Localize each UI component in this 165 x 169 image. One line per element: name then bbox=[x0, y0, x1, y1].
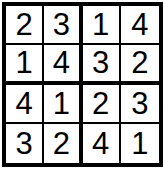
cell-r2c4[interactable]: 2 bbox=[121, 45, 159, 84]
cell-r3c1[interactable]: 4 bbox=[6, 85, 44, 124]
cell-r4c4[interactable]: 1 bbox=[121, 124, 159, 163]
cell-r2c3[interactable]: 3 bbox=[83, 45, 121, 84]
cell-r4c3[interactable]: 4 bbox=[83, 124, 121, 163]
cell-r3c4[interactable]: 3 bbox=[121, 85, 159, 124]
cell-r1c4[interactable]: 4 bbox=[121, 6, 159, 45]
cell-r4c2[interactable]: 2 bbox=[44, 124, 82, 163]
cell-r4c1[interactable]: 3 bbox=[6, 124, 44, 163]
cell-r2c2[interactable]: 4 bbox=[44, 45, 82, 84]
cell-r3c2[interactable]: 1 bbox=[44, 85, 82, 124]
cell-r2c1[interactable]: 1 bbox=[6, 45, 44, 84]
cell-r1c1[interactable]: 2 bbox=[6, 6, 44, 45]
sudoku-board: 2 3 1 4 1 4 3 2 4 1 2 3 3 2 4 1 bbox=[2, 2, 163, 167]
sudoku-board-container: 2 3 1 4 1 4 3 2 4 1 2 3 3 2 4 1 bbox=[0, 0, 165, 169]
cell-r1c3[interactable]: 1 bbox=[83, 6, 121, 45]
cell-r1c2[interactable]: 3 bbox=[44, 6, 82, 45]
cell-r3c3[interactable]: 2 bbox=[83, 85, 121, 124]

■ **Exercise requirements**
Copy all of the rows above verbatim, leaving out the pictures.

■ **Expected output**
Localize each UI component in this 165 x 169 image. One line per element: name then bbox=[x0, y0, x1, y1].
cell-r2c4[interactable]: 2 bbox=[121, 45, 159, 84]
cell-r3c1[interactable]: 4 bbox=[6, 85, 44, 124]
cell-r4c4[interactable]: 1 bbox=[121, 124, 159, 163]
cell-r2c3[interactable]: 3 bbox=[83, 45, 121, 84]
cell-r4c3[interactable]: 4 bbox=[83, 124, 121, 163]
cell-r3c4[interactable]: 3 bbox=[121, 85, 159, 124]
cell-r1c4[interactable]: 4 bbox=[121, 6, 159, 45]
cell-r4c2[interactable]: 2 bbox=[44, 124, 82, 163]
cell-r4c1[interactable]: 3 bbox=[6, 124, 44, 163]
cell-r2c2[interactable]: 4 bbox=[44, 45, 82, 84]
cell-r3c2[interactable]: 1 bbox=[44, 85, 82, 124]
cell-r2c1[interactable]: 1 bbox=[6, 45, 44, 84]
cell-r1c1[interactable]: 2 bbox=[6, 6, 44, 45]
sudoku-board: 2 3 1 4 1 4 3 2 4 1 2 3 3 2 4 1 bbox=[2, 2, 163, 167]
sudoku-board-container: 2 3 1 4 1 4 3 2 4 1 2 3 3 2 4 1 bbox=[0, 0, 165, 169]
cell-r1c3[interactable]: 1 bbox=[83, 6, 121, 45]
cell-r1c2[interactable]: 3 bbox=[44, 6, 82, 45]
cell-r3c3[interactable]: 2 bbox=[83, 85, 121, 124]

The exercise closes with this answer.